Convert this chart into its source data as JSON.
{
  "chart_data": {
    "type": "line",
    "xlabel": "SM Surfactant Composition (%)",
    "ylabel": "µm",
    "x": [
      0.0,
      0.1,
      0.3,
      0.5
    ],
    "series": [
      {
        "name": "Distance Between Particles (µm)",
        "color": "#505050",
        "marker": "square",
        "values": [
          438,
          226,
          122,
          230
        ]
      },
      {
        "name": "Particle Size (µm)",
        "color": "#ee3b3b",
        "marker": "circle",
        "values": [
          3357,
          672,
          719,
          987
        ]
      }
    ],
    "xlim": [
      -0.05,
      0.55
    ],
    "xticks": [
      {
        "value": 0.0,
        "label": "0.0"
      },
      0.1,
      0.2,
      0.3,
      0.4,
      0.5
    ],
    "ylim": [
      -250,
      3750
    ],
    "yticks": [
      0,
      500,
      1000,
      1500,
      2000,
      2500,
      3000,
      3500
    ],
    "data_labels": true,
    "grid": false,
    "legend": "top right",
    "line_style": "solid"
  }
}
____
▸ **WHAT IS EXPECTED**
Retype the records in full. Keep every line identical to the original.

▸ **FINISHED ANSWER**
Convert this chart into its source data as JSON.
{
  "chart_data": {
    "type": "line",
    "xlabel": "SM Surfactant Composition (%)",
    "ylabel": "µm",
    "x": [
      0.0,
      0.1,
      0.3,
      0.5
    ],
    "series": [
      {
        "name": "Distance Between Particles (µm)",
        "color": "#505050",
        "marker": "square",
        "values": [
          438,
          226,
          122,
          230
        ]
      },
      {
        "name": "Particle Size (µm)",
        "color": "#ee3b3b",
        "marker": "circle",
        "values": [
          3357,
          672,
          719,
          987
        ]
      }
    ],
    "xlim": [
      -0.05,
      0.55
    ],
    "xticks": [
      {
        "value": 0.0,
        "label": "0.0"
      },
      0.1,
      0.2,
      0.3,
      0.4,
      0.5
    ],
    "ylim": [
      -250,
      3750
    ],
    "yticks": [
      0,
      500,
      1000,
      1500,
      2000,
      2500,
      3000,
      3500
    ],
    "data_labels": true,
    "grid": false,
    "legend": "top right",
    "line_style": "solid"
  }
}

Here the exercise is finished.